**Work to do**
Find each line in the following listing that has the string "Distribuição", then state the count and nothing else.

**Record set**
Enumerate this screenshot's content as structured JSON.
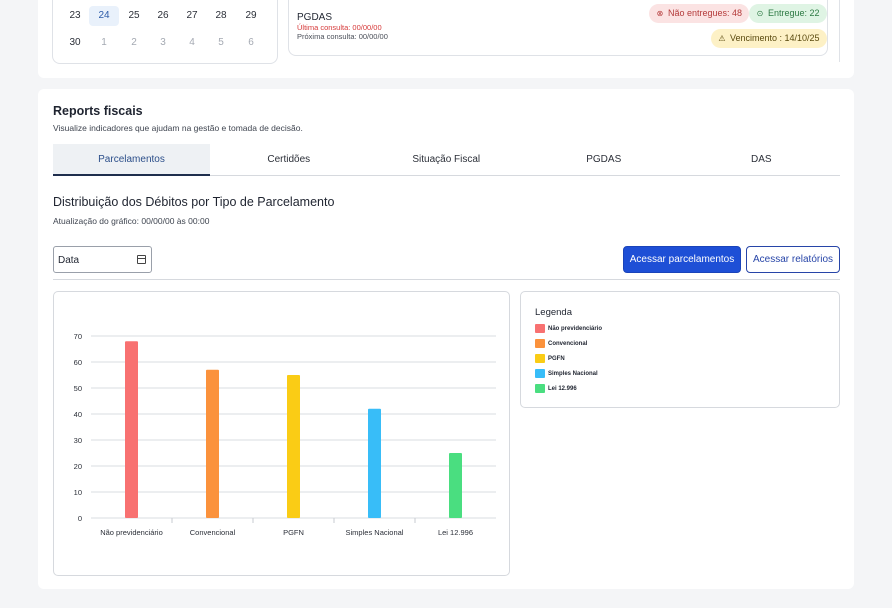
{
  "calendar": {
    "rows": [
      [
        {
          "day": "23",
          "muted": false,
          "selected": false
        },
        {
          "day": "24",
          "muted": false,
          "selected": true
        },
        {
          "day": "25",
          "muted": false,
          "selected": false
        },
        {
          "day": "26",
          "muted": false,
          "selected": false
        },
        {
          "day": "27",
          "muted": false,
          "selected": false
        },
        {
          "day": "28",
          "muted": false,
          "selected": false
        },
        {
          "day": "29",
          "muted": false,
          "selected": false
        }
      ],
      [
        {
          "day": "30",
          "muted": false,
          "selected": false
        },
        {
          "day": "1",
          "muted": true,
          "selected": false
        },
        {
          "day": "2",
          "muted": true,
          "selected": false
        },
        {
          "day": "3",
          "muted": true,
          "selected": false
        },
        {
          "day": "4",
          "muted": true,
          "selected": false
        },
        {
          "day": "5",
          "muted": true,
          "selected": false
        },
        {
          "day": "6",
          "muted": true,
          "selected": false
        }
      ]
    ]
  },
  "pgdas_card": {
    "title": "PGDAS",
    "last_query": "Última consulta: 00/00/00",
    "next_query": "Próxima consulta: 00/00/00",
    "not_delivered": "Não entregues: 48",
    "delivered": "Entregue: 22",
    "due": "Vencimento : 14/10/25"
  },
  "reports": {
    "title": "Reports fiscais",
    "subtitle": "Visualize indicadores que ajudam na gestão e tomada de decisão.",
    "tabs": [
      {
        "label": "Parcelamentos",
        "active": true
      },
      {
        "label": "Certidões",
        "active": false
      },
      {
        "label": "Situação Fiscal",
        "active": false
      },
      {
        "label": "PGDAS",
        "active": false
      },
      {
        "label": "DAS",
        "active": false
      }
    ],
    "chart_title": "Distribuição dos Débitos por Tipo de Parcelamento",
    "chart_update": "Atualização do gráfico: 00/00/00 às 00:00",
    "date_value": "Data",
    "btn_installments": "Acessar parcelamentos",
    "btn_reports": "Acessar relatórios",
    "legend_title": "Legenda"
  },
  "chart_data": {
    "type": "bar",
    "title": "Distribuição dos Débitos por Tipo de Parcelamento",
    "categories": [
      "Não previdenciário",
      "Convencional",
      "PGFN",
      "Simples Nacional",
      "Lei 12.996"
    ],
    "values": [
      68,
      57,
      55,
      42,
      25
    ],
    "colors": [
      "#f87171",
      "#fb923c",
      "#facc15",
      "#38bdf8",
      "#4ade80"
    ],
    "ylim": [
      0,
      70
    ],
    "yticks": [
      0,
      10,
      20,
      30,
      40,
      50,
      60,
      70
    ],
    "grid": true,
    "legend": [
      "Não previdenciário",
      "Convencional",
      "PGFN",
      "Simples Nacional",
      "Lei 12.996"
    ]
  }
}
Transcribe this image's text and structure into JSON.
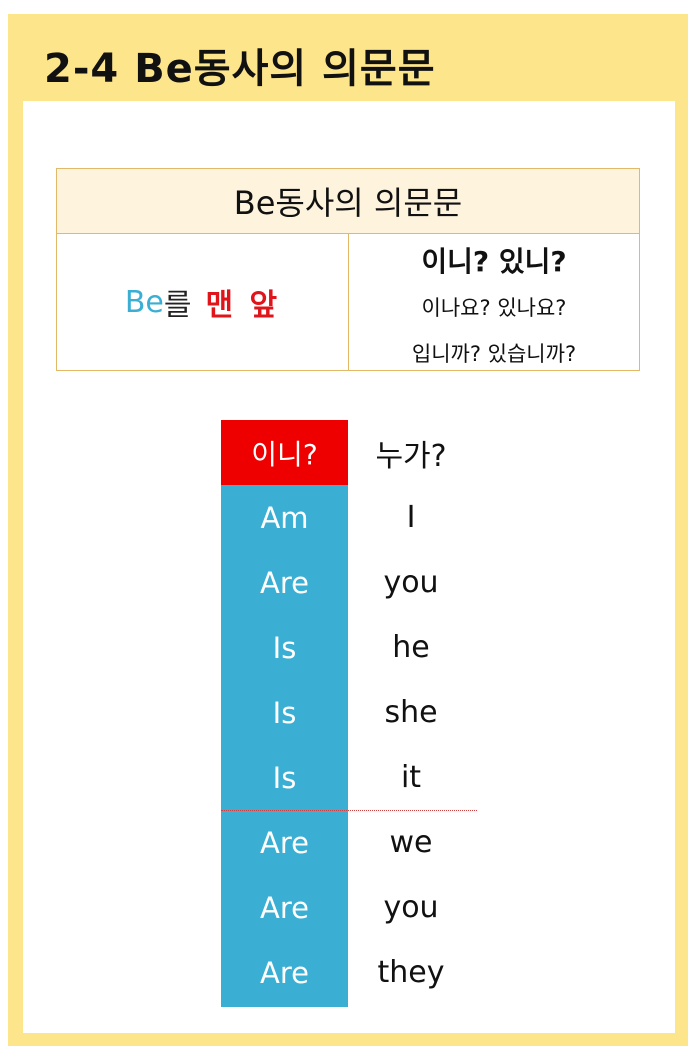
{
  "title": "2-4 Be동사의 의문문",
  "summary": {
    "header": "Be동사의 의문문",
    "rule_be": "Be",
    "rule_particle": "를",
    "rule_front": "맨 앞",
    "endings_main": "이니?  있니?",
    "endings_polite": "이나요?  있나요?",
    "endings_formal": "입니까?  있습니까?"
  },
  "conjugation": {
    "head_verb": "이니?",
    "head_who": "누가?",
    "rows": [
      {
        "verb": "Am",
        "pronoun": "I"
      },
      {
        "verb": "Are",
        "pronoun": "you"
      },
      {
        "verb": "Is",
        "pronoun": "he"
      },
      {
        "verb": "Is",
        "pronoun": "she"
      },
      {
        "verb": "Is",
        "pronoun": "it"
      },
      {
        "verb": "Are",
        "pronoun": "we"
      },
      {
        "verb": "Are",
        "pronoun": "you"
      },
      {
        "verb": "Are",
        "pronoun": "they"
      }
    ]
  },
  "colors": {
    "frame": "#fde58b",
    "header_bg": "#fef4de",
    "border": "#e2b968",
    "verb_blue": "#3aafd3",
    "question_red": "#ee0000"
  }
}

**Problem solution**
2